Written task -> Reproduce each line exactly. Skip none.

A run of records ->
--------------------------------------------------

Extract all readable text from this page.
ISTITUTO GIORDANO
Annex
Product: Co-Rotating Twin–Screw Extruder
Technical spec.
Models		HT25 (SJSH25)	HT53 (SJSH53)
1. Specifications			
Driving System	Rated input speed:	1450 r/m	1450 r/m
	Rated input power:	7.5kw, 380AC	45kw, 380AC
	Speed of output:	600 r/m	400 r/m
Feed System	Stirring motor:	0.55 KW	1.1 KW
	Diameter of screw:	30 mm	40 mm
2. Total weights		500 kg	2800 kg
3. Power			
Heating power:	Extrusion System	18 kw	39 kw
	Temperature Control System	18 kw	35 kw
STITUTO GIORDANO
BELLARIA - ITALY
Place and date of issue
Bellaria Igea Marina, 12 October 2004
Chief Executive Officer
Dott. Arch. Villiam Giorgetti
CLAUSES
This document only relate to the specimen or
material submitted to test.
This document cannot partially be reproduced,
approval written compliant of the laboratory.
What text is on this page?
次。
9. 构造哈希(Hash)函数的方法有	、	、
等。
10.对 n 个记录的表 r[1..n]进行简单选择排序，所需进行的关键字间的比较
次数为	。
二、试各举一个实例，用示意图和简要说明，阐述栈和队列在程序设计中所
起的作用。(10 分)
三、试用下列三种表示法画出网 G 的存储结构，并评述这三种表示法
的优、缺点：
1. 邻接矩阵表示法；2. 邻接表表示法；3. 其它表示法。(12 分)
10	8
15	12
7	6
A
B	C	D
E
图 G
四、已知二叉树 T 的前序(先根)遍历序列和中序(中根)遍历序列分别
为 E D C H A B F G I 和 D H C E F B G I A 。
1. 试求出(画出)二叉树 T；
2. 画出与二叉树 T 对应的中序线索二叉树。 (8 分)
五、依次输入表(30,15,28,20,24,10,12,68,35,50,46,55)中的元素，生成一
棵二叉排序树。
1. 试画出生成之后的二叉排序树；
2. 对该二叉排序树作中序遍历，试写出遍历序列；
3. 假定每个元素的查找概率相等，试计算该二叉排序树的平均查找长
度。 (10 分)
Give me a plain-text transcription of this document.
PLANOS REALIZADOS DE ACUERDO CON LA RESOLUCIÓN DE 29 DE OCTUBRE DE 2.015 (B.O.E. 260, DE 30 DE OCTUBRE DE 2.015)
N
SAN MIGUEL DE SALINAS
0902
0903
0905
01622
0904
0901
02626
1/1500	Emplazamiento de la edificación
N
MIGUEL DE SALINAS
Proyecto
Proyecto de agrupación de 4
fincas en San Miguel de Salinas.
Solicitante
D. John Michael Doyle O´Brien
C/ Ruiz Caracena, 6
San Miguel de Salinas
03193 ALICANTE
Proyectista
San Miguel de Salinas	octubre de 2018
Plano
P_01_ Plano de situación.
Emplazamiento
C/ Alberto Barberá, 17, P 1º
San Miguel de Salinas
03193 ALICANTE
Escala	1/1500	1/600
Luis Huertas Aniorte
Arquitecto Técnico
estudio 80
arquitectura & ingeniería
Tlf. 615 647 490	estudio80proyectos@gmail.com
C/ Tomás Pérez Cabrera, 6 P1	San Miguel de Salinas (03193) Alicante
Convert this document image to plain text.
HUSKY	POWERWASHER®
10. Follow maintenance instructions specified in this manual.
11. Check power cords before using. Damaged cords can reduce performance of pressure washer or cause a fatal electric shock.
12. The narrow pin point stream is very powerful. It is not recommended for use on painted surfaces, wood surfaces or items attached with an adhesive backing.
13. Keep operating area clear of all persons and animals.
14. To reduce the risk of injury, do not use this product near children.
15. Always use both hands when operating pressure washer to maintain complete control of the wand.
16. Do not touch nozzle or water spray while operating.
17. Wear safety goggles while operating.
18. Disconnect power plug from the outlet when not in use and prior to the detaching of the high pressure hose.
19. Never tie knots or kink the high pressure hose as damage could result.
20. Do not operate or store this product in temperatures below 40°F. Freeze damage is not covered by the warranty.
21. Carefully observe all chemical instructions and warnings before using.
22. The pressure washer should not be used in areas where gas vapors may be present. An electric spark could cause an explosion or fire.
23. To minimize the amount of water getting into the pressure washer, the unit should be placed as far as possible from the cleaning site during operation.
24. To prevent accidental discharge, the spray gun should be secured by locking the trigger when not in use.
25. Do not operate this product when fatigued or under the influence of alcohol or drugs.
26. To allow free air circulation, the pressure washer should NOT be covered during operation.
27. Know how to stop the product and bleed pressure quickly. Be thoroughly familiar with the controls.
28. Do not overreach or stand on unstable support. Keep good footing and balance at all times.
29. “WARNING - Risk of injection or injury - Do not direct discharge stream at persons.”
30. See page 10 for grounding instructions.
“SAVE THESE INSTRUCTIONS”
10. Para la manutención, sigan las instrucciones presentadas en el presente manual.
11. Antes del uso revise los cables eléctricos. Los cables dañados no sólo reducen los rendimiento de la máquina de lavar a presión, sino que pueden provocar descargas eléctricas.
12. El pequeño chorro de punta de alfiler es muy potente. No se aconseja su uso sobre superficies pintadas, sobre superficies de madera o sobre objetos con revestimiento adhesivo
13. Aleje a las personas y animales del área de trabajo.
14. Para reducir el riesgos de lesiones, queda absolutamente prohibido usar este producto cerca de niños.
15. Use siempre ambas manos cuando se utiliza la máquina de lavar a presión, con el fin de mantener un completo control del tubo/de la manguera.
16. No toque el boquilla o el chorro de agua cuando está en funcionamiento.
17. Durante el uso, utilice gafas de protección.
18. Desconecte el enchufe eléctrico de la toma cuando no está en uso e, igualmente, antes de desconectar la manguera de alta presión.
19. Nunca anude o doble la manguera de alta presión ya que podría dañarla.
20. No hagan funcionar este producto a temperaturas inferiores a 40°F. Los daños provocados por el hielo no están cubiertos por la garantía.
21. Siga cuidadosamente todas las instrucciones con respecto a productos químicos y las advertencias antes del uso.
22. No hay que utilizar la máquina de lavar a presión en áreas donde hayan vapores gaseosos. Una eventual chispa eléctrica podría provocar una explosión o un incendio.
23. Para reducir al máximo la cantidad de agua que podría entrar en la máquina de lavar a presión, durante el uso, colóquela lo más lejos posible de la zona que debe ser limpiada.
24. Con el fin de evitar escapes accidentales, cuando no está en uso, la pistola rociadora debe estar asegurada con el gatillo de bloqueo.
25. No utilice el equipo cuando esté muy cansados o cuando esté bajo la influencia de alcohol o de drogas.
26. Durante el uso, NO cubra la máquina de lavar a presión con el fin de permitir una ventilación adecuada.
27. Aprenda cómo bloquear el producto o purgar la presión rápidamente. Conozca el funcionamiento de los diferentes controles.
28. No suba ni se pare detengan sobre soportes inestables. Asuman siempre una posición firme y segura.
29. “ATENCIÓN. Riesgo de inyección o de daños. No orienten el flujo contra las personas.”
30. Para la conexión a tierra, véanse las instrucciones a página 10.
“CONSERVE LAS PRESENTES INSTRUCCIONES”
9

--------------------------------------------------

Response ->
Extract all readable text from this page.
ISTITUTO GIORDANO
Annex
Product: Co-Rotating Twin–Screw Extruder
Technical spec.
Models		HT25 (SJSH25)	HT53 (SJSH53)
1. Specifications			
Driving System	Rated input speed:	1450 r/m	1450 r/m
	Rated input power:	7.5kw, 380AC	45kw, 380AC
	Speed of output:	600 r/m	400 r/m
Feed System	Stirring motor:	0.55 KW	1.1 KW
	Diameter of screw:	30 mm	40 mm
2. Total weights		500 kg	2800 kg
3. Power			
Heating power:	Extrusion System	18 kw	39 kw
	Temperature Control System	18 kw	35 kw
STITUTO GIORDANO
BELLARIA - ITALY
Place and date of issue
Bellaria Igea Marina, 12 October 2004
Chief Executive Officer
Dott. Arch. Villiam Giorgetti
CLAUSES
This document only relate to the specimen or
material submitted to test.
This document cannot partially be reproduced,
approval written compliant of the laboratory.
What text is on this page?
次。
9. 构造哈希(Hash)函数的方法有	、	、
等。
10.对 n 个记录的表 r[1..n]进行简单选择排序，所需进行的关键字间的比较
次数为	。
二、试各举一个实例，用示意图和简要说明，阐述栈和队列在程序设计中所
起的作用。(10 分)
三、试用下列三种表示法画出网 G 的存储结构，并评述这三种表示法
的优、缺点：
1. 邻接矩阵表示法；2. 邻接表表示法；3. 其它表示法。(12 分)
10	8
15	12
7	6
A
B	C	D
E
图 G
四、已知二叉树 T 的前序(先根)遍历序列和中序(中根)遍历序列分别
为 E D C H A B F G I 和 D H C E F B G I A 。
1. 试求出(画出)二叉树 T；
2. 画出与二叉树 T 对应的中序线索二叉树。 (8 分)
五、依次输入表(30,15,28,20,24,10,12,68,35,50,46,55)中的元素，生成一
棵二叉排序树。
1. 试画出生成之后的二叉排序树；
2. 对该二叉排序树作中序遍历，试写出遍历序列；
3. 假定每个元素的查找概率相等，试计算该二叉排序树的平均查找长
度。 (10 分)
Give me a plain-text transcription of this document.
PLANOS REALIZADOS DE ACUERDO CON LA RESOLUCIÓN DE 29 DE OCTUBRE DE 2.015 (B.O.E. 260, DE 30 DE OCTUBRE DE 2.015)
N
SAN MIGUEL DE SALINAS
0902
0903
0905
01622
0904
0901
02626
1/1500	Emplazamiento de la edificación
N
MIGUEL DE SALINAS
Proyecto
Proyecto de agrupación de 4
fincas en San Miguel de Salinas.
Solicitante
D. John Michael Doyle O´Brien
C/ Ruiz Caracena, 6
San Miguel de Salinas
03193 ALICANTE
Proyectista
San Miguel de Salinas	octubre de 2018
Plano
P_01_ Plano de situación.
Emplazamiento
C/ Alberto Barberá, 17, P 1º
San Miguel de Salinas
03193 ALICANTE
Escala	1/1500	1/600
Luis Huertas Aniorte
Arquitecto Técnico
estudio 80
arquitectura & ingeniería
Tlf. 615 647 490	estudio80proyectos@gmail.com
C/ Tomás Pérez Cabrera, 6 P1	San Miguel de Salinas (03193) Alicante
Convert this document image to plain text.
HUSKY	POWERWASHER®
10. Follow maintenance instructions specified in this manual.
11. Check power cords before using. Damaged cords can reduce performance of pressure washer or cause a fatal electric shock.
12. The narrow pin point stream is very powerful. It is not recommended for use on painted surfaces, wood surfaces or items attached with an adhesive backing.
13. Keep operating area clear of all persons and animals.
14. To reduce the risk of injury, do not use this product near children.
15. Always use both hands when operating pressure washer to maintain complete control of the wand.
16. Do not touch nozzle or water spray while operating.
17. Wear safety goggles while operating.
18. Disconnect power plug from the outlet when not in use and prior to the detaching of the high pressure hose.
19. Never tie knots or kink the high pressure hose as damage could result.
20. Do not operate or store this product in temperatures below 40°F. Freeze damage is not covered by the warranty.
21. Carefully observe all chemical instructions and warnings before using.
22. The pressure washer should not be used in areas where gas vapors may be present. An electric spark could cause an explosion or fire.
23. To minimize the amount of water getting into the pressure washer, the unit should be placed as far as possible from the cleaning site during operation.
24. To prevent accidental discharge, the spray gun should be secured by locking the trigger when not in use.
25. Do not operate this product when fatigued or under the influence of alcohol or drugs.
26. To allow free air circulation, the pressure washer should NOT be covered during operation.
27. Know how to stop the product and bleed pressure quickly. Be thoroughly familiar with the controls.
28. Do not overreach or stand on unstable support. Keep good footing and balance at all times.
29. “WARNING - Risk of injection or injury - Do not direct discharge stream at persons.”
30. See page 10 for grounding instructions.
“SAVE THESE INSTRUCTIONS”
10. Para la manutención, sigan las instrucciones presentadas en el presente manual.
11. Antes del uso revise los cables eléctricos. Los cables dañados no sólo reducen los rendimiento de la máquina de lavar a presión, sino que pueden provocar descargas eléctricas.
12. El pequeño chorro de punta de alfiler es muy potente. No se aconseja su uso sobre superficies pintadas, sobre superficies de madera o sobre objetos con revestimiento adhesivo
13. Aleje a las personas y animales del área de trabajo.
14. Para reducir el riesgos de lesiones, queda absolutamente prohibido usar este producto cerca de niños.
15. Use siempre ambas manos cuando se utiliza la máquina de lavar a presión, con el fin de mantener un completo control del tubo/de la manguera.
16. No toque el boquilla o el chorro de agua cuando está en funcionamiento.
17. Durante el uso, utilice gafas de protección.
18. Desconecte el enchufe eléctrico de la toma cuando no está en uso e, igualmente, antes de desconectar la manguera de alta presión.
19. Nunca anude o doble la manguera de alta presión ya que podría dañarla.
20. No hagan funcionar este producto a temperaturas inferiores a 40°F. Los daños provocados por el hielo no están cubiertos por la garantía.
21. Siga cuidadosamente todas las instrucciones con respecto a productos químicos y las advertencias antes del uso.
22. No hay que utilizar la máquina de lavar a presión en áreas donde hayan vapores gaseosos. Una eventual chispa eléctrica podría provocar una explosión o un incendio.
23. Para reducir al máximo la cantidad de agua que podría entrar en la máquina de lavar a presión, durante el uso, colóquela lo más lejos posible de la zona que debe ser limpiada.
24. Con el fin de evitar escapes accidentales, cuando no está en uso, la pistola rociadora debe estar asegurada con el gatillo de bloqueo.
25. No utilice el equipo cuando esté muy cansados o cuando esté bajo la influencia de alcohol o de drogas.
26. Durante el uso, NO cubra la máquina de lavar a presión con el fin de permitir una ventilación adecuada.
27. Aprenda cómo bloquear el producto o purgar la presión rápidamente. Conozca el funcionamiento de los diferentes controles.
28. No suba ni se pare detengan sobre soportes inestables. Asuman siempre una posición firme y segura.
29. “ATENCIÓN. Riesgo de inyección o de daños. No orienten el flujo contra las personas.”
30. Para la conexión a tierra, véanse las instrucciones a página 10.
“CONSERVE LAS PRESENTES INSTRUCCIONES”
9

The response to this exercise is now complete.